### Problem to solve
Transcribe the records that follow. Keep every word exactly, and drop the pictures.

### Task material

= = = = =

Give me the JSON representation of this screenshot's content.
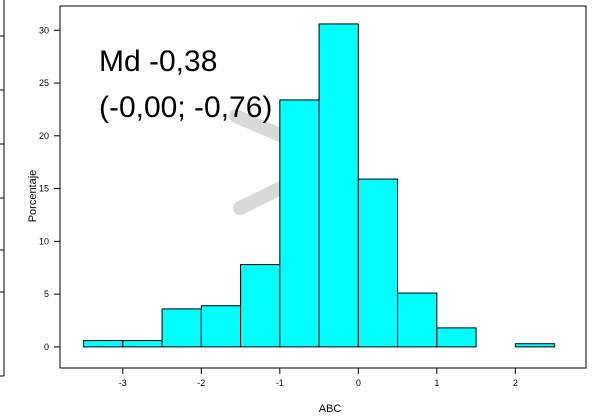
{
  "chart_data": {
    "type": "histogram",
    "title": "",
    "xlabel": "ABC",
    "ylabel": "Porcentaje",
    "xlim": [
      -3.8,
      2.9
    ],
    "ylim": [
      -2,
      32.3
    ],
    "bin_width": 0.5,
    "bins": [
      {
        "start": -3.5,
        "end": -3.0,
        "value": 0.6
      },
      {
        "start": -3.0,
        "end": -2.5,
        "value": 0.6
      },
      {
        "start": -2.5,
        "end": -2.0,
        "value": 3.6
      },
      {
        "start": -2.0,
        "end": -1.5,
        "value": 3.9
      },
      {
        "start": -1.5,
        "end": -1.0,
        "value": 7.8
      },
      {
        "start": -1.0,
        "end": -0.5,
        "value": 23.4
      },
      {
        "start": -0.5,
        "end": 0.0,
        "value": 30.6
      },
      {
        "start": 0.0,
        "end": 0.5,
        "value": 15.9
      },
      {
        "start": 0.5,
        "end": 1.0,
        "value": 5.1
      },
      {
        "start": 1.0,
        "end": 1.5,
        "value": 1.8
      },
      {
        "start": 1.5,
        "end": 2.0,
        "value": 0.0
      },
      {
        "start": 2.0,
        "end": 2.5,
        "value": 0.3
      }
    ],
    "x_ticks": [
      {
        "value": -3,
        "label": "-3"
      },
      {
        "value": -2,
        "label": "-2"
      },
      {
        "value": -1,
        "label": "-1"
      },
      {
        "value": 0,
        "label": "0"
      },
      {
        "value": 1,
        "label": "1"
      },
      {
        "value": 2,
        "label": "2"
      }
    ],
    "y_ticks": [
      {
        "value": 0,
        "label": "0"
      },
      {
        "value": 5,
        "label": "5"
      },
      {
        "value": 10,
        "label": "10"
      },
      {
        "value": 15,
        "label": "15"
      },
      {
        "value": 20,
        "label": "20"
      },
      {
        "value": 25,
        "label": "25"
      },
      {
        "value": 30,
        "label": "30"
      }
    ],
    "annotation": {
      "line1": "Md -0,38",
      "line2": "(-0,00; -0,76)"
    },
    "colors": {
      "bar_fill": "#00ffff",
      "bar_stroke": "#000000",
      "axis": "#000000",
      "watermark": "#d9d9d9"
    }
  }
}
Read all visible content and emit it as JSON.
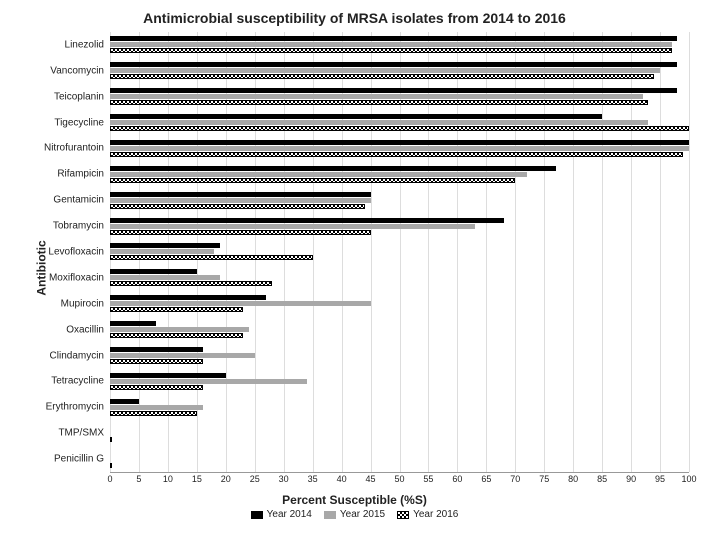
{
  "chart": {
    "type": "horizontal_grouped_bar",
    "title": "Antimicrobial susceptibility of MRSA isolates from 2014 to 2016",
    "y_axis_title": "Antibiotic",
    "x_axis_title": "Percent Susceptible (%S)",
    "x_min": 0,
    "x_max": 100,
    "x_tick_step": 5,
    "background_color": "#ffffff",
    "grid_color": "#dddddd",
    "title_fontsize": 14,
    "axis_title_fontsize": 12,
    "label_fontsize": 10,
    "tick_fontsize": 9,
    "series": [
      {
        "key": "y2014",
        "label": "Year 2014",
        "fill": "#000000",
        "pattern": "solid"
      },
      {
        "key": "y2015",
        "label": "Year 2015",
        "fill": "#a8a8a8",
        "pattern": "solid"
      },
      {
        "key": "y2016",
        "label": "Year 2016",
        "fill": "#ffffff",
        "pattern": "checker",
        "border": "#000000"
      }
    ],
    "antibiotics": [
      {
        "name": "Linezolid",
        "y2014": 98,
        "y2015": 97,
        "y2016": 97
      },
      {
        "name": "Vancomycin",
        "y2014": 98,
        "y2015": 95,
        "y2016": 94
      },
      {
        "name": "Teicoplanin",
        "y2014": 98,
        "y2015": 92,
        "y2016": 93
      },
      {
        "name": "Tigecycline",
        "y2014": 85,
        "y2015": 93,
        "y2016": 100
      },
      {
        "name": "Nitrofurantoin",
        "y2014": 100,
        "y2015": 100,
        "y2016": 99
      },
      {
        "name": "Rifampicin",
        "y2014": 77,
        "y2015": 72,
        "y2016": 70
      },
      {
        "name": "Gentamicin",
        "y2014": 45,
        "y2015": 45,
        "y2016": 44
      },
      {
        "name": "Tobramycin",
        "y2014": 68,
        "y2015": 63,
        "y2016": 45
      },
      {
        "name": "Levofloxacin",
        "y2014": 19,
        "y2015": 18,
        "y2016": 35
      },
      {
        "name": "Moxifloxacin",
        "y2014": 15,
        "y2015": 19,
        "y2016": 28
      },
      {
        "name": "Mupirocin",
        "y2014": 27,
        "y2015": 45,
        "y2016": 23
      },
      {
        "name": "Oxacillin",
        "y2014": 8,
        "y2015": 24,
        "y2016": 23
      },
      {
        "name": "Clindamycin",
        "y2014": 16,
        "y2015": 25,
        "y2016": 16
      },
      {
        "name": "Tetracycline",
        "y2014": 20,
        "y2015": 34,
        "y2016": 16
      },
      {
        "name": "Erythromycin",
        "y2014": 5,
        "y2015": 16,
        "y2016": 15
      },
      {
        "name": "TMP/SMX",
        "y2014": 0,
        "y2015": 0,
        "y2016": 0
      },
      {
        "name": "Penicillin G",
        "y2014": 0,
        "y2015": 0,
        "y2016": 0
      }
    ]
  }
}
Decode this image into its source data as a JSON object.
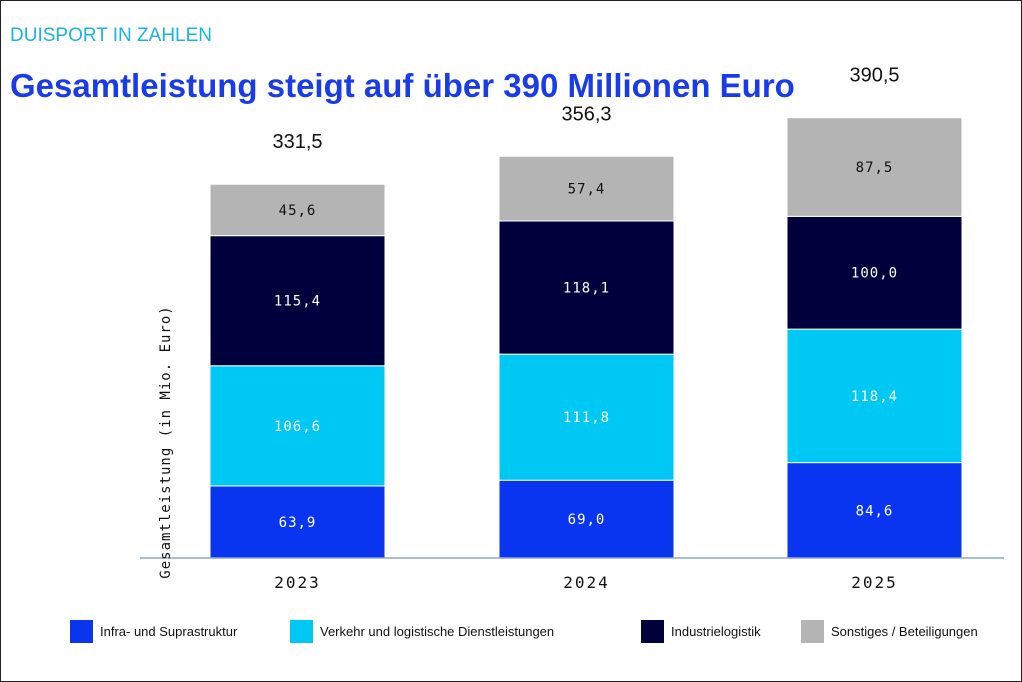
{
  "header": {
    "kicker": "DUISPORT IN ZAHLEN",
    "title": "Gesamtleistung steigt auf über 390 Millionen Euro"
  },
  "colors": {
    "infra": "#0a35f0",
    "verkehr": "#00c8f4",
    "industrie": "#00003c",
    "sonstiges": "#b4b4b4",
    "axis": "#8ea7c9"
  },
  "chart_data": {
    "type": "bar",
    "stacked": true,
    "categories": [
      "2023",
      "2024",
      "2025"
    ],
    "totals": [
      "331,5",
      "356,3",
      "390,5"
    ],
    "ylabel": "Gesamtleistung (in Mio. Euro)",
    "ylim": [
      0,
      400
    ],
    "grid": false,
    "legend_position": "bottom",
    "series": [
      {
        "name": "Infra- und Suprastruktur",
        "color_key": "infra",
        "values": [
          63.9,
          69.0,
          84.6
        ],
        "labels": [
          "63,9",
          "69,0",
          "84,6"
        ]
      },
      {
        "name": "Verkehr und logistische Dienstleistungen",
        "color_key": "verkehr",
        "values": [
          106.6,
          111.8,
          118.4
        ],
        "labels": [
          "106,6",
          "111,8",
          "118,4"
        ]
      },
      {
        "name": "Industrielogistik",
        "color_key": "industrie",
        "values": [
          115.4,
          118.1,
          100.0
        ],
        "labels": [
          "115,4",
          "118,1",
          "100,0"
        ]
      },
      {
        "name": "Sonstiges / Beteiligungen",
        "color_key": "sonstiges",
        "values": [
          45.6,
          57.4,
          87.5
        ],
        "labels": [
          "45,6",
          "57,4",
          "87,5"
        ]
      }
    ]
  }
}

= = = = =

### Exercise response
Give me the JSON representation of this screenshot's content.
{
  "chart_data": {
    "type": "histogram",
    "title": "",
    "xlabel": "ABC",
    "ylabel": "Porcentaje",
    "xlim": [
      -3.8,
      2.9
    ],
    "ylim": [
      -2,
      32.3
    ],
    "bin_width": 0.5,
    "bins": [
      {
        "start": -3.5,
        "end": -3.0,
        "value": 0.6
      },
      {
        "start": -3.0,
        "end": -2.5,
        "value": 0.6
      },
      {
        "start": -2.5,
        "end": -2.0,
        "value": 3.6
      },
      {
        "start": -2.0,
        "end": -1.5,
        "value": 3.9
      },
      {
        "start": -1.5,
        "end": -1.0,
        "value": 7.8
      },
      {
        "start": -1.0,
        "end": -0.5,
        "value": 23.4
      },
      {
        "start": -0.5,
        "end": 0.0,
        "value": 30.6
      },
      {
        "start": 0.0,
        "end": 0.5,
        "value": 15.9
      },
      {
        "start": 0.5,
        "end": 1.0,
        "value": 5.1
      },
      {
        "start": 1.0,
        "end": 1.5,
        "value": 1.8
      },
      {
        "start": 1.5,
        "end": 2.0,
        "value": 0.0
      },
      {
        "start": 2.0,
        "end": 2.5,
        "value": 0.3
      }
    ],
    "x_ticks": [
      {
        "value": -3,
        "label": "-3"
      },
      {
        "value": -2,
        "label": "-2"
      },
      {
        "value": -1,
        "label": "-1"
      },
      {
        "value": 0,
        "label": "0"
      },
      {
        "value": 1,
        "label": "1"
      },
      {
        "value": 2,
        "label": "2"
      }
    ],
    "y_ticks": [
      {
        "value": 0,
        "label": "0"
      },
      {
        "value": 5,
        "label": "5"
      },
      {
        "value": 10,
        "label": "10"
      },
      {
        "value": 15,
        "label": "15"
      },
      {
        "value": 20,
        "label": "20"
      },
      {
        "value": 25,
        "label": "25"
      },
      {
        "value": 30,
        "label": "30"
      }
    ],
    "annotation": {
      "line1": "Md -0,38",
      "line2": "(-0,00; -0,76)"
    },
    "colors": {
      "bar_fill": "#00ffff",
      "bar_stroke": "#000000",
      "axis": "#000000",
      "watermark": "#d9d9d9"
    }
  }
}
Read all visible content and emit it as JSON.
{
  "chart": {
    "type": "horizontal_grouped_bar",
    "title": "Antimicrobial susceptibility of MRSA isolates from 2014 to 2016",
    "y_axis_title": "Antibiotic",
    "x_axis_title": "Percent Susceptible (%S)",
    "x_min": 0,
    "x_max": 100,
    "x_tick_step": 5,
    "background_color": "#ffffff",
    "grid_color": "#dddddd",
    "title_fontsize": 14,
    "axis_title_fontsize": 12,
    "label_fontsize": 10,
    "tick_fontsize": 9,
    "series": [
      {
        "key": "y2014",
        "label": "Year 2014",
        "fill": "#000000",
        "pattern": "solid"
      },
      {
        "key": "y2015",
        "label": "Year 2015",
        "fill": "#a8a8a8",
        "pattern": "solid"
      },
      {
        "key": "y2016",
        "label": "Year 2016",
        "fill": "#ffffff",
        "pattern": "checker",
        "border": "#000000"
      }
    ],
    "antibiotics": [
      {
        "name": "Linezolid",
        "y2014": 98,
        "y2015": 97,
        "y2016": 97
      },
      {
        "name": "Vancomycin",
        "y2014": 98,
        "y2015": 95,
        "y2016": 94
      },
      {
        "name": "Teicoplanin",
        "y2014": 98,
        "y2015": 92,
        "y2016": 93
      },
      {
        "name": "Tigecycline",
        "y2014": 85,
        "y2015": 93,
        "y2016": 100
      },
      {
        "name": "Nitrofurantoin",
        "y2014": 100,
        "y2015": 100,
        "y2016": 99
      },
      {
        "name": "Rifampicin",
        "y2014": 77,
        "y2015": 72,
        "y2016": 70
      },
      {
        "name": "Gentamicin",
        "y2014": 45,
        "y2015": 45,
        "y2016": 44
      },
      {
        "name": "Tobramycin",
        "y2014": 68,
        "y2015": 63,
        "y2016": 45
      },
      {
        "name": "Levofloxacin",
        "y2014": 19,
        "y2015": 18,
        "y2016": 35
      },
      {
        "name": "Moxifloxacin",
        "y2014": 15,
        "y2015": 19,
        "y2016": 28
      },
      {
        "name": "Mupirocin",
        "y2014": 27,
        "y2015": 45,
        "y2016": 23
      },
      {
        "name": "Oxacillin",
        "y2014": 8,
        "y2015": 24,
        "y2016": 23
      },
      {
        "name": "Clindamycin",
        "y2014": 16,
        "y2015": 25,
        "y2016": 16
      },
      {
        "name": "Tetracycline",
        "y2014": 20,
        "y2015": 34,
        "y2016": 16
      },
      {
        "name": "Erythromycin",
        "y2014": 5,
        "y2015": 16,
        "y2016": 15
      },
      {
        "name": "TMP/SMX",
        "y2014": 0,
        "y2015": 0,
        "y2016": 0
      },
      {
        "name": "Penicillin G",
        "y2014": 0,
        "y2015": 0,
        "y2016": 0
      }
    ]
  }
}
Decode this image into its source data as a JSON object.
{
  "header": {
    "kicker": "DUISPORT IN ZAHLEN",
    "title": "Gesamtleistung steigt auf über 390 Millionen Euro"
  },
  "colors": {
    "infra": "#0a35f0",
    "verkehr": "#00c8f4",
    "industrie": "#00003c",
    "sonstiges": "#b4b4b4",
    "axis": "#8ea7c9"
  },
  "chart_data": {
    "type": "bar",
    "stacked": true,
    "categories": [
      "2023",
      "2024",
      "2025"
    ],
    "totals": [
      "331,5",
      "356,3",
      "390,5"
    ],
    "ylabel": "Gesamtleistung (in Mio. Euro)",
    "ylim": [
      0,
      400
    ],
    "grid": false,
    "legend_position": "bottom",
    "series": [
      {
        "name": "Infra- und Suprastruktur",
        "color_key": "infra",
        "values": [
          63.9,
          69.0,
          84.6
        ],
        "labels": [
          "63,9",
          "69,0",
          "84,6"
        ]
      },
      {
        "name": "Verkehr und logistische Dienstleistungen",
        "color_key": "verkehr",
        "values": [
          106.6,
          111.8,
          118.4
        ],
        "labels": [
          "106,6",
          "111,8",
          "118,4"
        ]
      },
      {
        "name": "Industrielogistik",
        "color_key": "industrie",
        "values": [
          115.4,
          118.1,
          100.0
        ],
        "labels": [
          "115,4",
          "118,1",
          "100,0"
        ]
      },
      {
        "name": "Sonstiges / Beteiligungen",
        "color_key": "sonstiges",
        "values": [
          45.6,
          57.4,
          87.5
        ],
        "labels": [
          "45,6",
          "57,4",
          "87,5"
        ]
      }
    ]
  }
}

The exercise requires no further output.